TEXT:
::::::::
Sierra Nevada Brewing originally conceived its Beer Camp as a project for homebrewers, with a lucky few selected each summer to participate in a VIP experience at the brewery's headquarters in Chico, California. But people have been filling their camping trips, road trips and tailgating sessions with beer since time immemorial, so when Sierra Nevada announced last July that the 2014 edition of Beer Camp would be a multi-state, multi-brewer collaborative affair, it tapped into something instinctive, primordial, in the craft beer fan's psyche.
Since then, Sierra Nevada has been whetting palates with updates from the brewing processes with 12 different brewers from California, Oregon, Colorado, Michigan, Indiana, Florida, North Carolina, Pennsylvania, Maine, and of course Wisconsin, via its brewery blog and Facebook page.
The basic idea? Participating breweries would collaborate with Sierra Nevada to produce limited-run beers to be sold in a variety pack across a nationwide distribution footprint. In addition, the formerly Chico-only Beer Camp gathering would be turned into a touring festival, Beer Camp Across America, with stops from coast to coast over this summer. Tickets are still available for the Chicago stop, which will be held at Navy Pier on Sunday, July 27.
::::::::
SUPPLIED DATA:

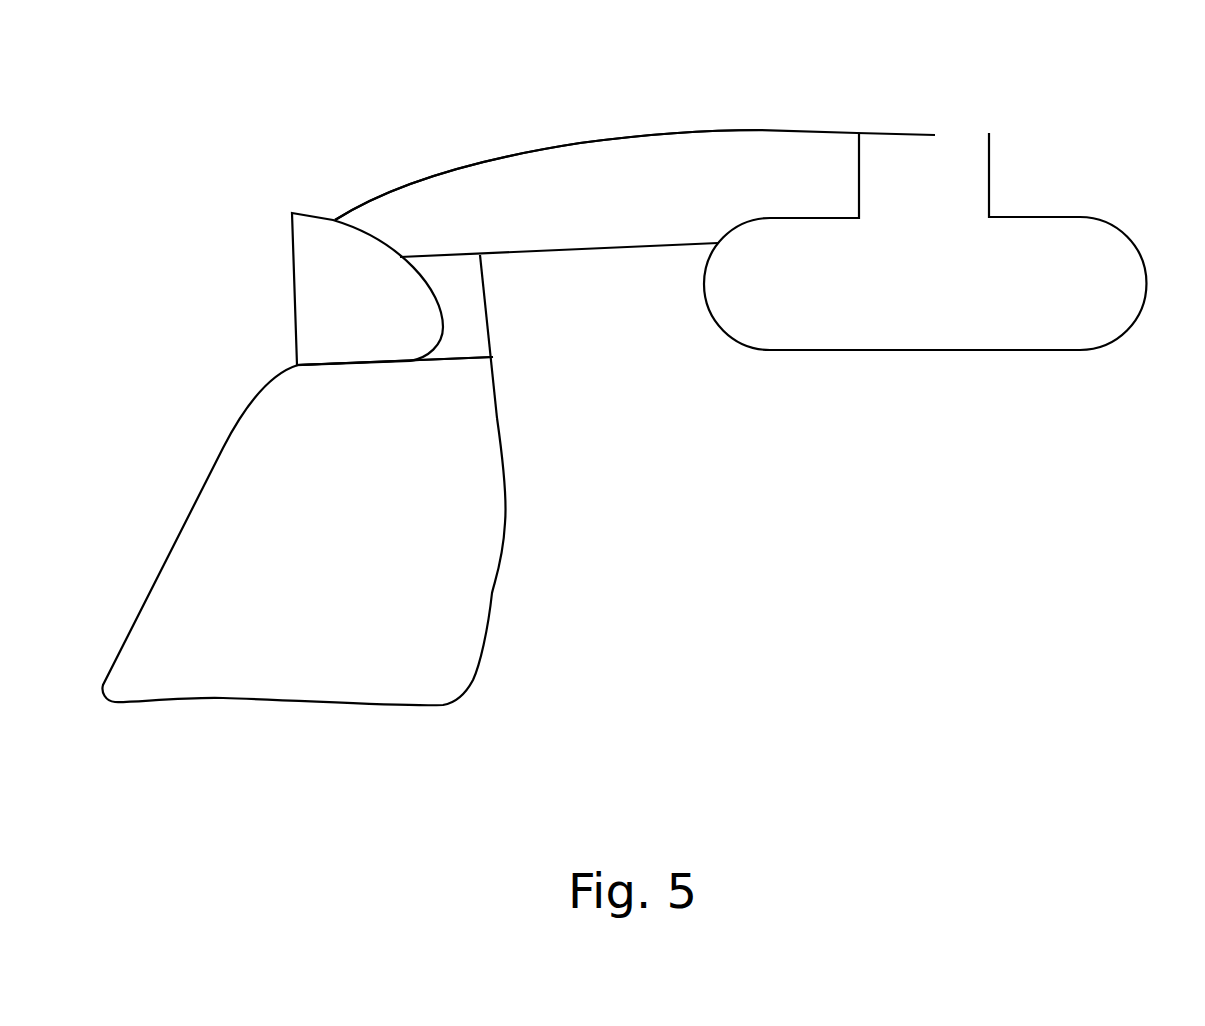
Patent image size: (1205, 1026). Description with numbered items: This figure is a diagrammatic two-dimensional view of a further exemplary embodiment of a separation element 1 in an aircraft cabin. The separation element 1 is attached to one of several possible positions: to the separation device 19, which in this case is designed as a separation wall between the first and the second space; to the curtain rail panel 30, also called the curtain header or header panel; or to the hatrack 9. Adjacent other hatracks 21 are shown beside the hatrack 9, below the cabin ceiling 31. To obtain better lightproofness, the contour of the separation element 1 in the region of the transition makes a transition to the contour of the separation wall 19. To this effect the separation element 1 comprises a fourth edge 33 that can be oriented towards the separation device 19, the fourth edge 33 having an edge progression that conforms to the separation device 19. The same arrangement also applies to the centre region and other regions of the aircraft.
::::::::
DIRECTIONS:
- A) From the Beer Camp text, list every kind of outing that people are said to have been filling with beer.
- B) Quote the Beer Camp text from "Since then, Sierra" up to and including "Sunday, July 27.".

OUTPUTS:
- A) Camping trips, road trips, tailgating sessions

- B)
Since then, Sierra Nevada has been whetting palates with updates from the brewing processes with 12 different brewers from California, Oregon, Colorado, Michigan, Indiana, Florida, North Carolina, Pennsylvania, Maine, and of course Wisconsin, via its brewery blog and Facebook page.
The basic idea? Participating breweries would collaborate with Sierra Nevada to produce limited-run beers to be sold in a variety pack across a nationwide distribution footprint. In addition, the formerly Chico-only Beer Camp gathering would be turned into a touring festival, Beer Camp Across America, with stops from coast to coast over this summer. Tickets are still available for the Chicago stop, which will be held at Navy Pier on Sunday, July 27.